TO-DO LIST >>
(a) How would you restate, more briefly, the paragraph in the comment on vetting funds that begins "2. This you can do yourself," keeping its main facts?
(b) Do these statements agree with the comment on vetting funds? (i) The dot-com boom and bust period listed lasted 23 months. (ii) The S&P fell 47% during the Housing & Great Financial Crisis. (iii) 99.8% of all large-cap funds underperformed the S&P 500 Equal Weight Index. Answer yes or no for each and quote the deciding words.

SELECTED TEXT >>

^^^^

10 Comments

Timely and Important topic! May I add to your excellent checklist @adamtaggart:

1. Inquire about their performance on capital preservation during the bad times.

A. Dot-com boom and bust

Aug 24 2000 - July 29 2002 (23 months)

S&P Down 47%

B. Housing & Great Financial Crisis

Dec 15 2006 - Nov 20 2008 (23 months)

S&P Down 51%

2. This you can do yourself. check what holdings are actually inside your 401k and IRA funds. Many funds stuff 3-5 other inhouse funds into one, thus basically offering the same mag 7 growth fund across multiple institutions.

Over the long term, 98.6% of all actively managed domestic US equity funds in every major category and 99.8% of all large-cap funds, under performed the S&P 500 Equal Weight Index.

Based on 20-year total returns in USD (per S&P Dow Jones Indices LLC, CRSP, data as of Jan. 31, 2023), the performance of the major funds:

S&P 500 Equal Weight Index (Annual Return = 11.48%)

^^^^

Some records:
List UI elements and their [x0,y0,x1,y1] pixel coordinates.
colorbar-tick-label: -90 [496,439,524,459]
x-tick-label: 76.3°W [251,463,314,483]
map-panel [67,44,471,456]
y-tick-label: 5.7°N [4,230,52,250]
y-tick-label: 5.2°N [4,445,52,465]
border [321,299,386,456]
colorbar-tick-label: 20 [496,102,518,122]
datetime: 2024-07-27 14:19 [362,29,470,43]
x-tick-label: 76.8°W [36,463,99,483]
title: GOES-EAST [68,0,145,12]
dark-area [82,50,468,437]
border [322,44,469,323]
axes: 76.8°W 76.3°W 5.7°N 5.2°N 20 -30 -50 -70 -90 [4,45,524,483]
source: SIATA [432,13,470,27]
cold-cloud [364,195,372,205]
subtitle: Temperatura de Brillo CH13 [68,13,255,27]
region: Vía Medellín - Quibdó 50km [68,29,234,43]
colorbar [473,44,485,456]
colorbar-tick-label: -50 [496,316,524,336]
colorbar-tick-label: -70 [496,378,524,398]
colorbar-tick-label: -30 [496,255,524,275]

^^^^

RESULTS OF THE EXERCISE >>
(a) Check for yourself what holdings sit inside your 401k and IRA funds. Many funds pack 3-5 other in-house funds into one, so different institutions end up offering essentially the same mag 7 growth fund.

(b)
(i) Yes: "Aug 24 2000 - July 29 2002 (23 months)"
(ii) No: "S&P Down 51%"
(iii) Yes: "99.8% of all large-cap funds, under performed the S&P 500 Equal Weight Index"